Short problem 1:
Please copy the passage on federalism in Myanmar, beginning at the words "It has endured" and stopping after "a long way.", and swap out "paradigms" for "frameworks".
Short problem 2:
Summarize the passage on federalism in Myanmar in two sentences.

Passage given:
ASEAN Beat | Politics | Southeast Asia

When Myanmar Exported Federalism

After World War II, Burma helped design a federal constitution for Ethiopia and Eritrea, while fighting a civil war with ethnic minorities demanding the same at home.

The former High Court Building in Yangon, Myanmar.

Federalism in Burma/Myanmar has been a long, winding road. From the armed encampments in the borderlands to the halls of power in Naypyidaw, Chiang Mai, Washington, London, and Berlin, successive generations of Burmese and ethnic non-Burmese politicians have debated the ideal federal arrangement for the country. It was the defining political question of the country in the last century and one that remains unresolved to this day.

The federal question in Burma (later Myanmar) is a politically sensitive one, and for some, it touches on profound questions of culture. For Karens in southeastern Myanmar and many other minority groups, the national struggle for self-determination and a homeland has now become deeply embedded in their cultural identity.

It has endured different discursive paradigms throughout the decades as well. It has been a destructive element for the Union and has been officially discussed in the country’s power centers. All told, federalism in Myanmar has come a long way.

This is a story about when newly independent Burma advocated for a federation and helped cultivate federal arrangements in East Africa, between Ethiopia and Eritrea, all while fighting a civil war with its own ethnic minorities demanding the same. In East Africa, Burma was actively theorizing and exporting federalism, even as it refused to institutionalize it at home. With the 35th Anniversary of Eritrean independence coming up, the author finds it fitting to discuss this often overlooked, yet consequential historical entanglement between the two and what Myanmar could learn from its own past advocacy.

Labeled box entries:
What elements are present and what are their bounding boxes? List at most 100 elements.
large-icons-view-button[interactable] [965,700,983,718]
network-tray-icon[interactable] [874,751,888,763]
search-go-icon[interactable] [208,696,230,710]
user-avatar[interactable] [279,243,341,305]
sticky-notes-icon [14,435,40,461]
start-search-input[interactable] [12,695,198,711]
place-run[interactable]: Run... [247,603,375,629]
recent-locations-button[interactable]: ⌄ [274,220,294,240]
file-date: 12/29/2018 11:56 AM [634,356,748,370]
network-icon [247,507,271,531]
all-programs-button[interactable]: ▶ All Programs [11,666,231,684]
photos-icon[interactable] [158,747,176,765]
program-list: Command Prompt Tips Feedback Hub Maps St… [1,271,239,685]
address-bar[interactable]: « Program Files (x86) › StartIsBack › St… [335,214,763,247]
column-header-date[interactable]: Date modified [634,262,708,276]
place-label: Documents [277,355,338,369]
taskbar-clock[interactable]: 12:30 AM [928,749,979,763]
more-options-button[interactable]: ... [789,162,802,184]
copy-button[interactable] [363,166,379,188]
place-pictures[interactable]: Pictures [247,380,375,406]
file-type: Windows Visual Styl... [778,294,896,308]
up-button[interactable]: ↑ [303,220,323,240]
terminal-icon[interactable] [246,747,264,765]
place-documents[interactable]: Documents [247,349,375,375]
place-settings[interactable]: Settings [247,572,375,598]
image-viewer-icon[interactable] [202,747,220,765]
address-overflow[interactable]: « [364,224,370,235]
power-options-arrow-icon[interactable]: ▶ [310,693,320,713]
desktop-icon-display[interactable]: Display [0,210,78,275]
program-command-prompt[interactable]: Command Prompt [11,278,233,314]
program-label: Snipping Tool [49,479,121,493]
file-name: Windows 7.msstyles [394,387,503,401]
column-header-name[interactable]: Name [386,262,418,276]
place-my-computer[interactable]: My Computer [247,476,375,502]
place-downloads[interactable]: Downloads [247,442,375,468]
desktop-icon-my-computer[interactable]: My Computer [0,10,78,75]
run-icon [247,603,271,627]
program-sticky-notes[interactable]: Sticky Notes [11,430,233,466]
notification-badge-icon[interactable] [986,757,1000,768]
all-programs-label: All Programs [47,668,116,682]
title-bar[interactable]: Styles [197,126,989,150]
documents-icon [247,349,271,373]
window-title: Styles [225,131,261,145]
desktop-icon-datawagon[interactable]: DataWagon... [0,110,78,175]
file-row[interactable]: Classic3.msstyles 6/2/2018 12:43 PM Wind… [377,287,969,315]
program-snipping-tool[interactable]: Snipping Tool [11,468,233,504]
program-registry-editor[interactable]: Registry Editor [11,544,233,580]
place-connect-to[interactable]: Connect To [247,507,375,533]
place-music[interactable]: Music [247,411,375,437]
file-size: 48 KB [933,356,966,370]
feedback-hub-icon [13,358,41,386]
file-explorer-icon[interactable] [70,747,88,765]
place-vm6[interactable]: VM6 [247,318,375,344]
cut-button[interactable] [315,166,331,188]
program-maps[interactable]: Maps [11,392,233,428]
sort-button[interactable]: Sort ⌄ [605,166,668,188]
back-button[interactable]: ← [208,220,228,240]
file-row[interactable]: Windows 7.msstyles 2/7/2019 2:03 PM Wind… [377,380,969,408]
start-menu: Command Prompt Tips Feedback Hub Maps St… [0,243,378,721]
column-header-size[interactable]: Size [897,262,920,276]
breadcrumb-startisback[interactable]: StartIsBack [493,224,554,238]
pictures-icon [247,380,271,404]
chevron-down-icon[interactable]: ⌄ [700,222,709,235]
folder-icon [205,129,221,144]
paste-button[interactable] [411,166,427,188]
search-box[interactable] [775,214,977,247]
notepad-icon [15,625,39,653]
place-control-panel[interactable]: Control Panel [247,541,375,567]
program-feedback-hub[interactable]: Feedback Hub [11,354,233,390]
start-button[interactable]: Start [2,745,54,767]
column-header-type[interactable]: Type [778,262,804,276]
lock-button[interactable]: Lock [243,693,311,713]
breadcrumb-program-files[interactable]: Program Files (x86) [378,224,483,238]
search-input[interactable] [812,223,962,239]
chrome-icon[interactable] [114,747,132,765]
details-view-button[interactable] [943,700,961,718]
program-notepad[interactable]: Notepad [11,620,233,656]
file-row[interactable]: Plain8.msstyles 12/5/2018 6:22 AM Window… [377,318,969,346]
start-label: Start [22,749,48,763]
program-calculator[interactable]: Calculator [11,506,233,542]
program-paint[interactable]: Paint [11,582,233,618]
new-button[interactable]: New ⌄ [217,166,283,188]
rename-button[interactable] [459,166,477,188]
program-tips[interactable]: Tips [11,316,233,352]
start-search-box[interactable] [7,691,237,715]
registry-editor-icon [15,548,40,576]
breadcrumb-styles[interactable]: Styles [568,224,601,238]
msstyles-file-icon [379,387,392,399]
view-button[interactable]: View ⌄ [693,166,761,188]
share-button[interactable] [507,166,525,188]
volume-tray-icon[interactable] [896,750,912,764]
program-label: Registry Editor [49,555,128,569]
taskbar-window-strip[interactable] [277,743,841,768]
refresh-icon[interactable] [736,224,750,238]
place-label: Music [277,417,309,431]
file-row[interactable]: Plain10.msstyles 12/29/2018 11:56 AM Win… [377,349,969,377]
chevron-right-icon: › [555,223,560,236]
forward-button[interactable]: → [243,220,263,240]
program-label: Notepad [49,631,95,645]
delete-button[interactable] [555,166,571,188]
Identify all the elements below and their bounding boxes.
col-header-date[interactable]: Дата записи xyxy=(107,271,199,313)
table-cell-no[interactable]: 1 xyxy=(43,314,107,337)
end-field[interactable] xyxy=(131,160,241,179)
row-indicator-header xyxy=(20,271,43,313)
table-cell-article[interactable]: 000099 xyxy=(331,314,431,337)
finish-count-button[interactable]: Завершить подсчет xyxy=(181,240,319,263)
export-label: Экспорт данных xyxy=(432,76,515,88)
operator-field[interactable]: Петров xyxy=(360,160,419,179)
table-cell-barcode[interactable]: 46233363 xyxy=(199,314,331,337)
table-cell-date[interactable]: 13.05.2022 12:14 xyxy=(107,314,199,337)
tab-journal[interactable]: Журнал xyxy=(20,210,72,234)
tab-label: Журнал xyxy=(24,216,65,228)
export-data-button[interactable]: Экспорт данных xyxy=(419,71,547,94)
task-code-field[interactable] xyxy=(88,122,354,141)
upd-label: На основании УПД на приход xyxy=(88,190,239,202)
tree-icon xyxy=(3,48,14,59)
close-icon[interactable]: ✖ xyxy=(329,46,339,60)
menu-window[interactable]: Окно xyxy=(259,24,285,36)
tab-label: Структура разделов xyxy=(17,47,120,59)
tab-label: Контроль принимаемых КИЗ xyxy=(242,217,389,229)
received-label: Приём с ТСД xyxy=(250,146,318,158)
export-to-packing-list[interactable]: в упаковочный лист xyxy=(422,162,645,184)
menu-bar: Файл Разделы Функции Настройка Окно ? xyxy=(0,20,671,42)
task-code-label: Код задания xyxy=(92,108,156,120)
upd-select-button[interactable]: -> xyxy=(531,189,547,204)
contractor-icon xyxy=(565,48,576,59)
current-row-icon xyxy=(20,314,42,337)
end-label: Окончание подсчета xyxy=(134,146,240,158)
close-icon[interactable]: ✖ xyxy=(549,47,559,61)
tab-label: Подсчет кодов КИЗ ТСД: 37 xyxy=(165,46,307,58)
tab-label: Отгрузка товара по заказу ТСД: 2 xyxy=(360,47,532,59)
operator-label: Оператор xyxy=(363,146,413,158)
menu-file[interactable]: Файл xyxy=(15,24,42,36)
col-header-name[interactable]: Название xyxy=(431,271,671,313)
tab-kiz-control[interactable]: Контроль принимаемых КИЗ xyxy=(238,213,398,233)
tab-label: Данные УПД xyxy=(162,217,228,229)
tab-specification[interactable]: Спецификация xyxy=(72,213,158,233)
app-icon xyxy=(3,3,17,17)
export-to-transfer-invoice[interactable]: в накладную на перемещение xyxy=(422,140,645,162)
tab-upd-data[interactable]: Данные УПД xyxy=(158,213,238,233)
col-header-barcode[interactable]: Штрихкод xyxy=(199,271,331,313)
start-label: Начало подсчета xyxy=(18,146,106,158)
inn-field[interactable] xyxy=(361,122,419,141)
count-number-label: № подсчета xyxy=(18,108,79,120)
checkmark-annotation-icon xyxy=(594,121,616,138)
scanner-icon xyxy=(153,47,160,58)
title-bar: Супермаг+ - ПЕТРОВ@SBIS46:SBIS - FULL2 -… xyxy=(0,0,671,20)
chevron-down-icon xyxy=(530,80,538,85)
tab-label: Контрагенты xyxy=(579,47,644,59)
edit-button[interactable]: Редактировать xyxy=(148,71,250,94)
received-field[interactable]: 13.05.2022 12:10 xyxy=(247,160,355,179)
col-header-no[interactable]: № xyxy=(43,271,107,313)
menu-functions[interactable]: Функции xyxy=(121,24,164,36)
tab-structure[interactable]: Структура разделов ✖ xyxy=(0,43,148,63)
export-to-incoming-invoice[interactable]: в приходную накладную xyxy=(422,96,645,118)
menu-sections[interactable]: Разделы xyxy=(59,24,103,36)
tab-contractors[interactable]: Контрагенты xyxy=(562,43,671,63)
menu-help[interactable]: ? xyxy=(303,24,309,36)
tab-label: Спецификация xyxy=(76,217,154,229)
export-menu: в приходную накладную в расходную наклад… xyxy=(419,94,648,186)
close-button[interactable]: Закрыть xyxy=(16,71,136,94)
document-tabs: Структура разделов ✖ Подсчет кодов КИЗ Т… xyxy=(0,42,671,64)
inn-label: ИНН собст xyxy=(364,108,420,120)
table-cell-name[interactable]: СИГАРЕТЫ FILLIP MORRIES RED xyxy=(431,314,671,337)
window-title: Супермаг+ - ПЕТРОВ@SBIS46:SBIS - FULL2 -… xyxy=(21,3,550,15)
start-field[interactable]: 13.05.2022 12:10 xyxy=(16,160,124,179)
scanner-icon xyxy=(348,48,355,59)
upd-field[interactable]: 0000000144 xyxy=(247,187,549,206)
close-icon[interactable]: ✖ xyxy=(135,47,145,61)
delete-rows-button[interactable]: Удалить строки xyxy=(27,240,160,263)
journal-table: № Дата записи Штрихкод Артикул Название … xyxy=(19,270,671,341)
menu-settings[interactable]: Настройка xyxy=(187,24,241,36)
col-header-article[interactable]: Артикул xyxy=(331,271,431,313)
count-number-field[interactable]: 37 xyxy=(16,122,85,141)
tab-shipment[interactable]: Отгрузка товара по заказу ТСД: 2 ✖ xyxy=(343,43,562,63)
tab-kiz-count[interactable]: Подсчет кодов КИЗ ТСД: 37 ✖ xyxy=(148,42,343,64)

Task solution 1:
It has endured different discursive frameworks throughout the decades as well. It has been a destructive element for the Union and has been officially discussed in the country’s power centers. All told, federalism in Myanmar has come a long way.

Task solution 2:
Federalism has been the defining political question in Burma/Myanmar and remains unresolved, and for Karens and many other minority groups the struggle for self-determination and a homeland is now deeply embedded in their cultural identity. After independence, Burma helped design a federal arrangement between Ethiopia and Eritrea while fighting a civil war with its own ethnic minorities, who demanded the same at home.